● **Given task**: Images are not part of the copy; write out the rest of the data exactly as given.

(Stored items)

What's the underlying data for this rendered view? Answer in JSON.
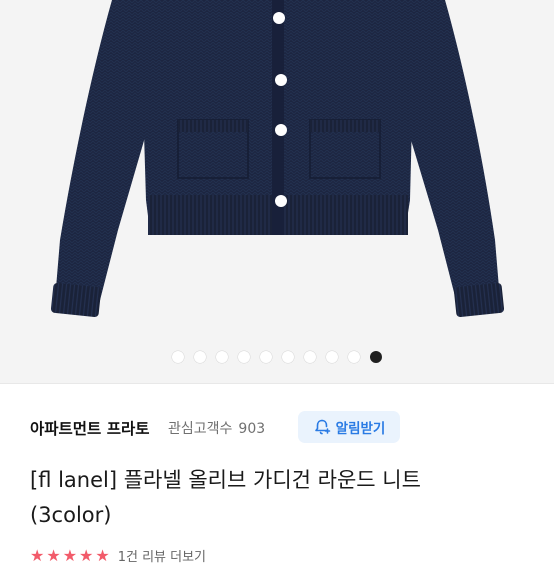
{
  "product": {
    "image_alt": "navy knit cardigan",
    "carousel": {
      "total": 10,
      "active_index": 9
    },
    "colors": {
      "cardigan": "#1c2540",
      "background": "#f4f4f4",
      "button": "#ffffff",
      "accent": "#2a7be4",
      "star": "#f25b6a"
    }
  },
  "shop": {
    "name": "아파트먼트 프라토",
    "follower_label": "관심고객수",
    "follower_count": "903",
    "alarm_icon": "bell-plus-icon",
    "alarm_button": "알림받기"
  },
  "title": {
    "line1": "[fl lanel] 플라넬 올리브 가디건 라운드 니트",
    "line2": "(3color)"
  },
  "rating": {
    "stars": "★★★★★",
    "review_text": "1건 리뷰 더보기"
  }
}
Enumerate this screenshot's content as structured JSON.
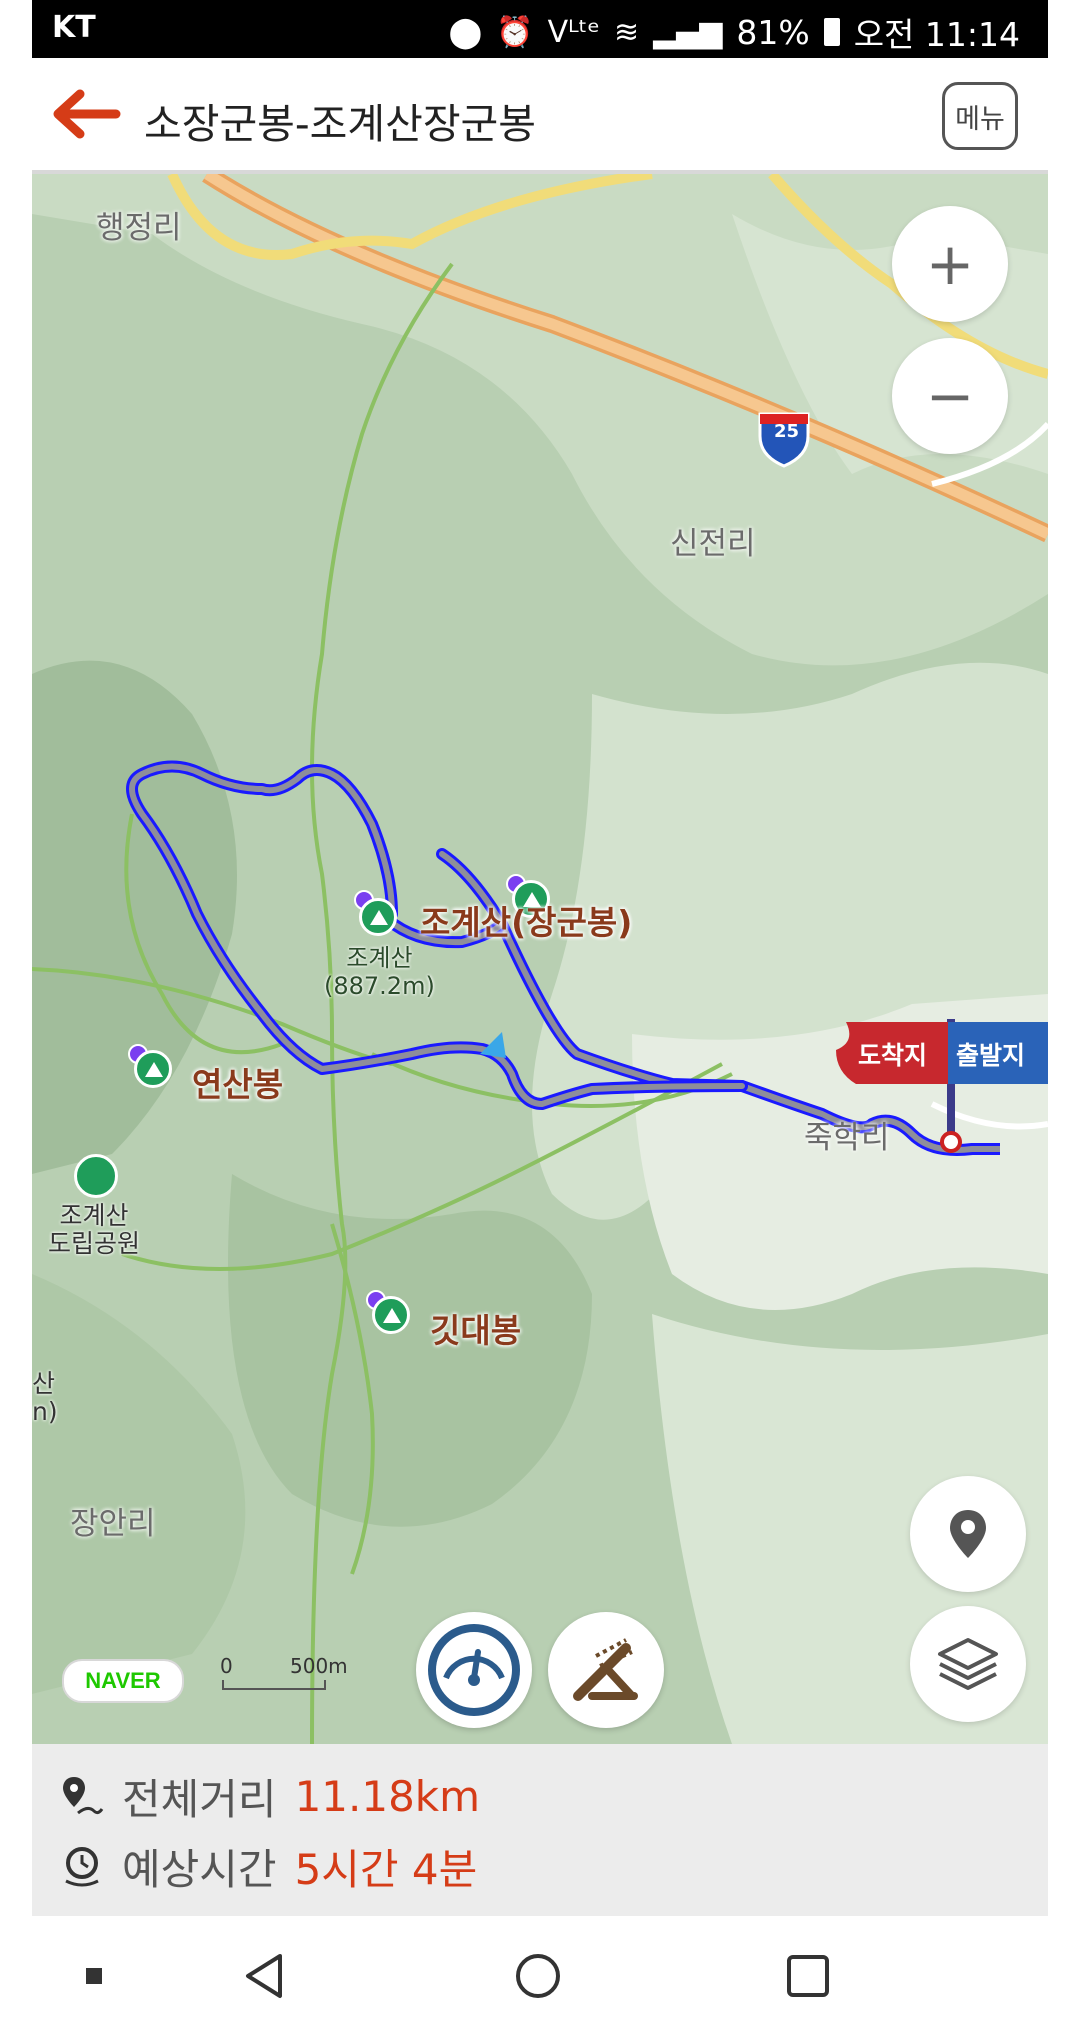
{
  "status_bar": {
    "carrier": "KT",
    "lte_label": "Vᴸᵗᵉ",
    "battery": "81%",
    "time": "오전 11:14"
  },
  "header": {
    "title": "소장군봉-조계산장군봉",
    "menu_label": "메뉴"
  },
  "map": {
    "places": [
      "행정리",
      "신전리",
      "장안리",
      "죽학리"
    ],
    "highway_number": "25",
    "peaks": {
      "janggunbong": "조계산(장군봉)",
      "jogyesan_name": "조계산",
      "jogyesan_height": "(887.2m)",
      "yeonsanbong": "연산봉",
      "gitdaebong": "깃대봉"
    },
    "park": [
      "조계산",
      "도립공원"
    ],
    "edge_label": [
      "산",
      "n)"
    ],
    "arrival_label": "도착지",
    "departure_label": "출발지",
    "naver_logo": "NAVER",
    "scale": {
      "zero": "0",
      "distance": "500m"
    }
  },
  "info": {
    "distance_label": "전체거리",
    "distance_value": "11.18km",
    "time_label": "예상시간",
    "time_value": "5시간 4분"
  },
  "colors": {
    "accent": "#d53c17",
    "route_outline": "#1a1aff",
    "route_fill": "#8e8e9a",
    "arrival_flag": "#c7282e",
    "departure_flag": "#2a63b8"
  },
  "icons": [
    "back-arrow-icon",
    "zoom-in-icon",
    "zoom-out-icon",
    "location-pin-icon",
    "layers-icon",
    "speedometer-icon",
    "elevation-icon",
    "route-distance-icon",
    "clock-icon"
  ]
}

● **Task solution**:
What's the underlying data for this rendered view? Answer in JSON.
{
  "product": {
    "image_alt": "navy knit cardigan",
    "carousel": {
      "total": 10,
      "active_index": 9
    },
    "colors": {
      "cardigan": "#1c2540",
      "background": "#f4f4f4",
      "button": "#ffffff",
      "accent": "#2a7be4",
      "star": "#f25b6a"
    }
  },
  "shop": {
    "name": "아파트먼트 프라토",
    "follower_label": "관심고객수",
    "follower_count": "903",
    "alarm_icon": "bell-plus-icon",
    "alarm_button": "알림받기"
  },
  "title": {
    "line1": "[fl lanel] 플라넬 올리브 가디건 라운드 니트",
    "line2": "(3color)"
  },
  "rating": {
    "stars": "★★★★★",
    "review_text": "1건 리뷰 더보기"
  }
}
Enumerate this screenshot's content as structured JSON.
{
  "status_bar": {
    "carrier": "KT",
    "lte_label": "Vᴸᵗᵉ",
    "battery": "81%",
    "time": "오전 11:14"
  },
  "header": {
    "title": "소장군봉-조계산장군봉",
    "menu_label": "메뉴"
  },
  "map": {
    "places": [
      "행정리",
      "신전리",
      "장안리",
      "죽학리"
    ],
    "highway_number": "25",
    "peaks": {
      "janggunbong": "조계산(장군봉)",
      "jogyesan_name": "조계산",
      "jogyesan_height": "(887.2m)",
      "yeonsanbong": "연산봉",
      "gitdaebong": "깃대봉"
    },
    "park": [
      "조계산",
      "도립공원"
    ],
    "edge_label": [
      "산",
      "n)"
    ],
    "arrival_label": "도착지",
    "departure_label": "출발지",
    "naver_logo": "NAVER",
    "scale": {
      "zero": "0",
      "distance": "500m"
    }
  },
  "info": {
    "distance_label": "전체거리",
    "distance_value": "11.18km",
    "time_label": "예상시간",
    "time_value": "5시간 4분"
  },
  "colors": {
    "accent": "#d53c17",
    "route_outline": "#1a1aff",
    "route_fill": "#8e8e9a",
    "arrival_flag": "#c7282e",
    "departure_flag": "#2a63b8"
  },
  "icons": [
    "back-arrow-icon",
    "zoom-in-icon",
    "zoom-out-icon",
    "location-pin-icon",
    "layers-icon",
    "speedometer-icon",
    "elevation-icon",
    "route-distance-icon",
    "clock-icon"
  ]
}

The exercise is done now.